What is required:
Copy out all lines where "theft" appears.

Dataset items:
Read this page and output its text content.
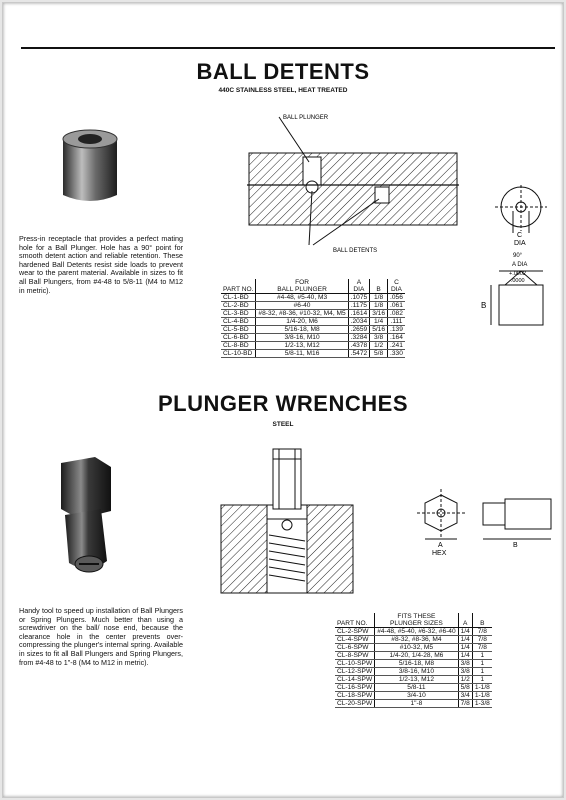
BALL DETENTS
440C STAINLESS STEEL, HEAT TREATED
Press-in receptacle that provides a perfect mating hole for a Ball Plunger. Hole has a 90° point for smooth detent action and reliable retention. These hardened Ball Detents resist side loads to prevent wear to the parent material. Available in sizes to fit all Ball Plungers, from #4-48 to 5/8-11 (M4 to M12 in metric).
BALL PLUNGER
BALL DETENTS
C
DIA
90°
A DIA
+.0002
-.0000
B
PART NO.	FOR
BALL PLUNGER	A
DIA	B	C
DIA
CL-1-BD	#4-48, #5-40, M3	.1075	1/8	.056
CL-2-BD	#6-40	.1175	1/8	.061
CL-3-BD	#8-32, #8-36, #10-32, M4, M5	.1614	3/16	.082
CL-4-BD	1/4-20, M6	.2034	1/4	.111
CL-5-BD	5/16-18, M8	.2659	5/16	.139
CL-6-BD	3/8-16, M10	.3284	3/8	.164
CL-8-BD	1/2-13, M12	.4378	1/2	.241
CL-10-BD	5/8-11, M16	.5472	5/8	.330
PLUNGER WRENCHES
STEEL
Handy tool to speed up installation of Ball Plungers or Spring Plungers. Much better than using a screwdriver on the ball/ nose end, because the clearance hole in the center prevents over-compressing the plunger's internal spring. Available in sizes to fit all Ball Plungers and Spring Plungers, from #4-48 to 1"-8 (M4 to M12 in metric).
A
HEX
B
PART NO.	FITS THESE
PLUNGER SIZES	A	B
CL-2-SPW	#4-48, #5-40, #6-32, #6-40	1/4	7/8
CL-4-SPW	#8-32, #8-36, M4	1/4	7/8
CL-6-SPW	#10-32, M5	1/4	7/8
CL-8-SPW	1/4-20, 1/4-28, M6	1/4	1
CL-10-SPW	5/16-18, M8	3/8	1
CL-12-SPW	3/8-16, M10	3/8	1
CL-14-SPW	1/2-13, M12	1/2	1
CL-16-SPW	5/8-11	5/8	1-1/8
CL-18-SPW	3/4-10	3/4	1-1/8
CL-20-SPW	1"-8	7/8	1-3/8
---
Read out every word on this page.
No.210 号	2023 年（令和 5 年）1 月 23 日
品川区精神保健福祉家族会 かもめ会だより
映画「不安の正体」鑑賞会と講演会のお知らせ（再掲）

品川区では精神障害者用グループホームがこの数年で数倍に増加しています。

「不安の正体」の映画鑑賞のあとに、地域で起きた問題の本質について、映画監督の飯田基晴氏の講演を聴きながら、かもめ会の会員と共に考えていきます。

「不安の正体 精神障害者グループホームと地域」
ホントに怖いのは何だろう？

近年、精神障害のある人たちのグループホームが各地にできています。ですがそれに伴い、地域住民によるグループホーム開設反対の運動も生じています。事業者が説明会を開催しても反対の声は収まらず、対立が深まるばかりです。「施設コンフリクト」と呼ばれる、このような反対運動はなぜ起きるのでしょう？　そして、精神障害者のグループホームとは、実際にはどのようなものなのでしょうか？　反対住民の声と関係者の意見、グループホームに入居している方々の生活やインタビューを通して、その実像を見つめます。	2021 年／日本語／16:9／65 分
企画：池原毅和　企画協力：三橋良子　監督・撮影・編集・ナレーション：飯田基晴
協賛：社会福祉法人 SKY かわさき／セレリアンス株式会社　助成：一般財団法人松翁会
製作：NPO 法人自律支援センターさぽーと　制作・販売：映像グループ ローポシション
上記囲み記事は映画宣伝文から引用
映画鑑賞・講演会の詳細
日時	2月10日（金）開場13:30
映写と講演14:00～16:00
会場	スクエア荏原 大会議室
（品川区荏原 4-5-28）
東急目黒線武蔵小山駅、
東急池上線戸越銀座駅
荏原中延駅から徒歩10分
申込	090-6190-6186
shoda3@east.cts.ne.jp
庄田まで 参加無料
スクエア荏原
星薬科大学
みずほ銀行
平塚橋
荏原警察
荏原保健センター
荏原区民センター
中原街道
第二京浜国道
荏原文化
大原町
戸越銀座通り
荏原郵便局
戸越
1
==
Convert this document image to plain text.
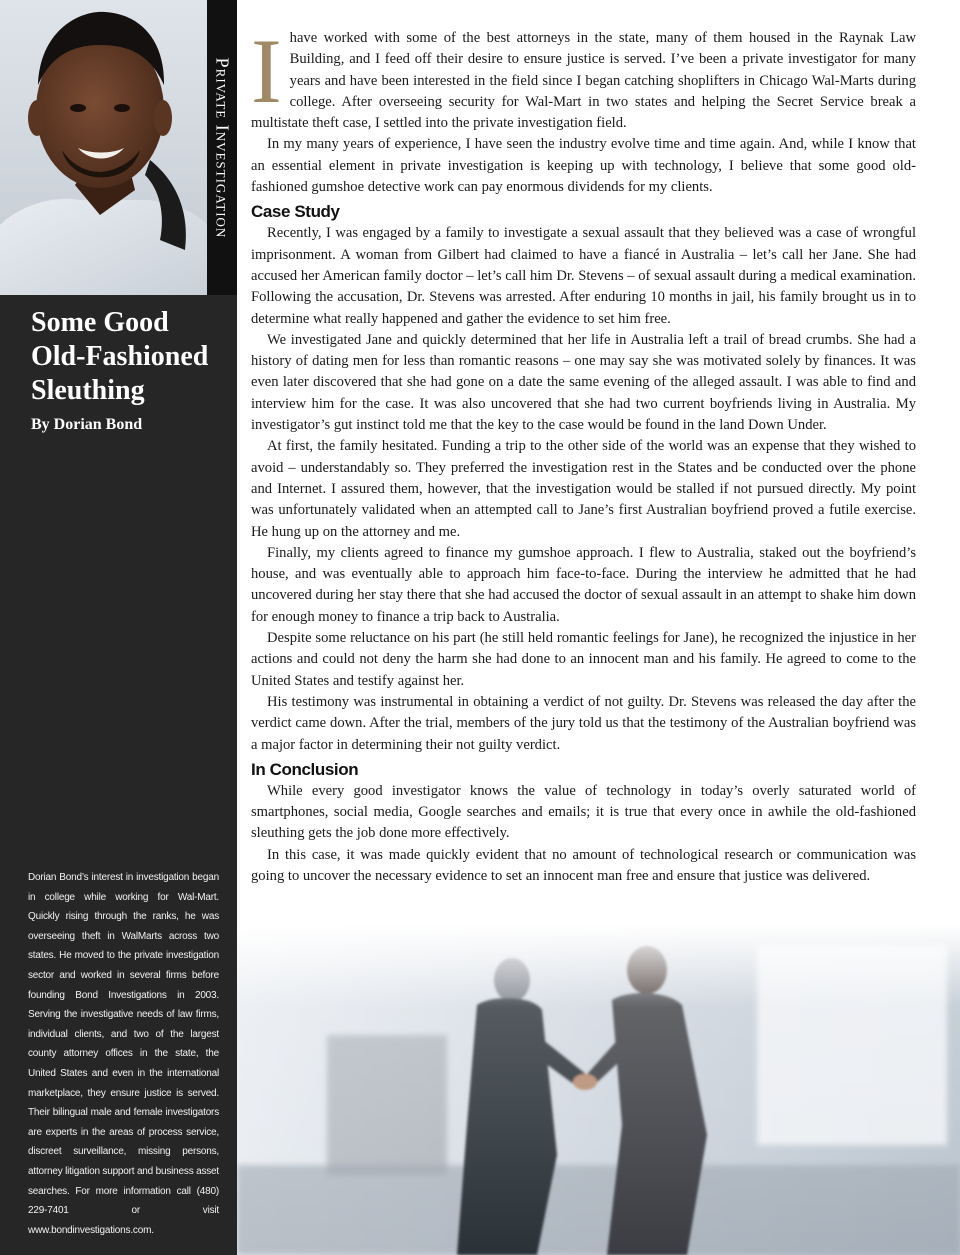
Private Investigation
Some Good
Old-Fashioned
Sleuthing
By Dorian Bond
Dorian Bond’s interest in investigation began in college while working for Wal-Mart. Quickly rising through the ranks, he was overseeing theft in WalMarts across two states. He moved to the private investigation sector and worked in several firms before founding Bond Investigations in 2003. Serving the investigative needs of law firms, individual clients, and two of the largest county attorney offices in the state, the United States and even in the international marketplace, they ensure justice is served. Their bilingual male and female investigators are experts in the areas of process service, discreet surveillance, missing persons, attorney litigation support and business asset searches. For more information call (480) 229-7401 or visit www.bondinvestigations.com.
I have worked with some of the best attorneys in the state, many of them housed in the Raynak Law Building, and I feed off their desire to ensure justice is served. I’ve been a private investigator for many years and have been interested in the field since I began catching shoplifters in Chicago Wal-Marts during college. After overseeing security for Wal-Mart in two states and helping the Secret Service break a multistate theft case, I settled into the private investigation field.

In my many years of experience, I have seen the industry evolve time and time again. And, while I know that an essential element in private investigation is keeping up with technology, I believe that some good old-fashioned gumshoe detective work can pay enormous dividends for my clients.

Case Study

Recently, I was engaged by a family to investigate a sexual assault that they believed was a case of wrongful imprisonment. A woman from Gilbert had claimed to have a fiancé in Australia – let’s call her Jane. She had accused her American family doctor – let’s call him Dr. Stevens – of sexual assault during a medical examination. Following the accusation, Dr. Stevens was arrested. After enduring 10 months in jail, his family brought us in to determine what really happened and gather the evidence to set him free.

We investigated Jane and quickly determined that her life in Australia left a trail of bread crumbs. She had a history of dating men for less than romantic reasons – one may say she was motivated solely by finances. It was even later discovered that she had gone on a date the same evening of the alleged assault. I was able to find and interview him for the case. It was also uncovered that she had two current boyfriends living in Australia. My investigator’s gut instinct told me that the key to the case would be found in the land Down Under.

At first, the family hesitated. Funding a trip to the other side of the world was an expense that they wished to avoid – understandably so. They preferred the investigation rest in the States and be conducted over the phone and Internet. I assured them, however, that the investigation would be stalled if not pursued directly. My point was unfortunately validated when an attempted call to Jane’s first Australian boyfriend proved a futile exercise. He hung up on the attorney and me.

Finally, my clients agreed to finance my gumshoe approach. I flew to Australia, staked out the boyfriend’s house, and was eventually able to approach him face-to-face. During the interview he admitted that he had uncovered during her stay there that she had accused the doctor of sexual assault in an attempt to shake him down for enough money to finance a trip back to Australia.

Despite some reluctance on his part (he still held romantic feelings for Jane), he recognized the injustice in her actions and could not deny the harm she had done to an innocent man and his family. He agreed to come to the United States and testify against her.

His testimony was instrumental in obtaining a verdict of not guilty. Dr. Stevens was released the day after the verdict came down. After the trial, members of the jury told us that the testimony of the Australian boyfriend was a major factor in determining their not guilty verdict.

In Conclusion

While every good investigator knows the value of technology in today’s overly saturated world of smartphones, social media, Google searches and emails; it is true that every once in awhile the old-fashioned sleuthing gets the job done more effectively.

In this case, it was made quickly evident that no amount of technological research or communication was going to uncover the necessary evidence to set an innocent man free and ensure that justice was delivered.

Output for this exercise:
Dorian Bond’s interest in investigation began in college while working for Wal-Mart. Quickly rising through the ranks, he was overseeing theft in WalMarts across two states. He moved to the private investigation sector and worked in several firms before founding Bond Investigations in 2003. Serving the investigative needs of law firms, individual clients, and two of the largest county attorney offices in the state, the United States and even in the international marketplace, they ensure justice is served. Their bilingual male and female investigators are experts in the areas of process service, discreet surveillance, missing persons, attorney litigation support and business asset searches. For more information call (480) 229-7401 or visit www.bondinvestigations.com.
I have worked with some of the best attorneys in the state, many of them housed in the Raynak Law Building, and I feed off their desire to ensure justice is served. I’ve been a private investigator for many years and have been interested in the field since I began catching shoplifters in Chicago Wal-Marts during college. After overseeing security for Wal-Mart in two states and helping the Secret Service break a multistate theft case, I settled into the private investigation field.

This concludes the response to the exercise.